WRITTEN REQUEST: Some lines in the listing below may include the string "постоянного". How many are there? Give only the number.

===== PROVIDED MATERIAL =====

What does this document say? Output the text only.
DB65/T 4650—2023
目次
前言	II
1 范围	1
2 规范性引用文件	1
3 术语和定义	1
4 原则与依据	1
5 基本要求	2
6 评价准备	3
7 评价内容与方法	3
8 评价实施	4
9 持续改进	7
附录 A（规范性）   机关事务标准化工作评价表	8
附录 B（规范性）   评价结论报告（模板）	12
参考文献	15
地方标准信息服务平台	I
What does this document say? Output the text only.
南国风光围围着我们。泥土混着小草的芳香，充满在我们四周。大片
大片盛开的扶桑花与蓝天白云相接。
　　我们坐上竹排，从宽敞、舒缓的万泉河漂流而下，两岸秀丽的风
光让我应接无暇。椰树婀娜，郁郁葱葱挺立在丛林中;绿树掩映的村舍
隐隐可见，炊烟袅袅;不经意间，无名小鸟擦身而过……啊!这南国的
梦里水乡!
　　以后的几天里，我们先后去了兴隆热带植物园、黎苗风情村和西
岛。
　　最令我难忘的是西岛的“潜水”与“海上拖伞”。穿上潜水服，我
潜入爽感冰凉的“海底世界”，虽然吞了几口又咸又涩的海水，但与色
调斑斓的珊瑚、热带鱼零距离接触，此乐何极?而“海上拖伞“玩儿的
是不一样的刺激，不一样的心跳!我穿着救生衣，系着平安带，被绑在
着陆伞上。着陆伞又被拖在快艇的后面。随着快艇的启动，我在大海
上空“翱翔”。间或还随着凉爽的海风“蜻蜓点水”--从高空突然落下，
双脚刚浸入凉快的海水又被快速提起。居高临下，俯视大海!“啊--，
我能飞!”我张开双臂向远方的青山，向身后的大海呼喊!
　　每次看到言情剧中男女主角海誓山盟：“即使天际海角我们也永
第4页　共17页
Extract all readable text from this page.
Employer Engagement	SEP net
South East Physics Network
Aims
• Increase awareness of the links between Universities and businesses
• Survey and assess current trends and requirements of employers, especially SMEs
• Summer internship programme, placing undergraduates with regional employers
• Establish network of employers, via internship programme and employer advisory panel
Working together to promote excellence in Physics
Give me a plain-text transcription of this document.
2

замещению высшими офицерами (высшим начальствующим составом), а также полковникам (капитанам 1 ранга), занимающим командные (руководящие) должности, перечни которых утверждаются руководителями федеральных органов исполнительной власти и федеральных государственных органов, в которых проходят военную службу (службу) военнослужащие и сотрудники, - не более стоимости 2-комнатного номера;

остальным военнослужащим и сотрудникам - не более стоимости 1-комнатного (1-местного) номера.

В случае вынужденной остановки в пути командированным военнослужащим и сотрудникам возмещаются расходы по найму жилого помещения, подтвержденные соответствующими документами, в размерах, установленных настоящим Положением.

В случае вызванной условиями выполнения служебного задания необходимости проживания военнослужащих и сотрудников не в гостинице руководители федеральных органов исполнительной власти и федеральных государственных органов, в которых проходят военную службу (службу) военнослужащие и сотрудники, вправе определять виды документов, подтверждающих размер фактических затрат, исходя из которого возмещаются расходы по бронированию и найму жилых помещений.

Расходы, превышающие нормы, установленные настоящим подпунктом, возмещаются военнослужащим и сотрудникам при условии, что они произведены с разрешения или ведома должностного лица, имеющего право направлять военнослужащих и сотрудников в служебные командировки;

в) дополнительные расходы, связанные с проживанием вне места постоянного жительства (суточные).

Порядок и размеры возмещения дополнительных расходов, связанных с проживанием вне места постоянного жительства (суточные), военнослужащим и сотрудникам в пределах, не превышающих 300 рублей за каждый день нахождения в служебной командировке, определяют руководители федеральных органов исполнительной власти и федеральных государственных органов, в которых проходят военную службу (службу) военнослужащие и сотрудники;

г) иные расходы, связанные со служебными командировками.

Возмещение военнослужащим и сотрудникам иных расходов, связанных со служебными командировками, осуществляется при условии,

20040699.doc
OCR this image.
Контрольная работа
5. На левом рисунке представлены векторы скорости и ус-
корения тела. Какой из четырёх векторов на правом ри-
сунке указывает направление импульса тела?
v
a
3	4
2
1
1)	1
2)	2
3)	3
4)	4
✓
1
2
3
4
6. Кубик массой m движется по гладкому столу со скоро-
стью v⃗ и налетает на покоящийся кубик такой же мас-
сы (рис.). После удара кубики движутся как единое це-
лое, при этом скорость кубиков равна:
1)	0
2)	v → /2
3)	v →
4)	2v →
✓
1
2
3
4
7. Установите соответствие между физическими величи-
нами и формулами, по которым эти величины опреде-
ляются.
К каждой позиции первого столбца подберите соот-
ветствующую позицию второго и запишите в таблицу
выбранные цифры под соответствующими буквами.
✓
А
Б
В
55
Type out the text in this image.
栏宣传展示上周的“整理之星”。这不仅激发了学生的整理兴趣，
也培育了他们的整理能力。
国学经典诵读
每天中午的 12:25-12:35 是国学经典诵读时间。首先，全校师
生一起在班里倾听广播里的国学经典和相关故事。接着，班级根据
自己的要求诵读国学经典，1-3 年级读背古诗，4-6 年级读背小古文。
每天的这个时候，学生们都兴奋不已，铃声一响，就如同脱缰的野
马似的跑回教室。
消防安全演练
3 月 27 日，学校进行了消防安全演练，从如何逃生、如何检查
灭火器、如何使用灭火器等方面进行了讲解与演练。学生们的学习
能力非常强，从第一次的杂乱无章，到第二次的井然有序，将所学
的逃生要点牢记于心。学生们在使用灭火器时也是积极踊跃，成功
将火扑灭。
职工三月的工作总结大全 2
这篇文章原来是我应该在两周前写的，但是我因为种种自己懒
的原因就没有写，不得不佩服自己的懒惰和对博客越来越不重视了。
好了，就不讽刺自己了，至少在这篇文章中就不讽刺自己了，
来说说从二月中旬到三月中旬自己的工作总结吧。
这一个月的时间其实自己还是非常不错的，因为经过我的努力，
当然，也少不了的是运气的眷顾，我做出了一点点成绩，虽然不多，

=====

THE OUTPUT: 2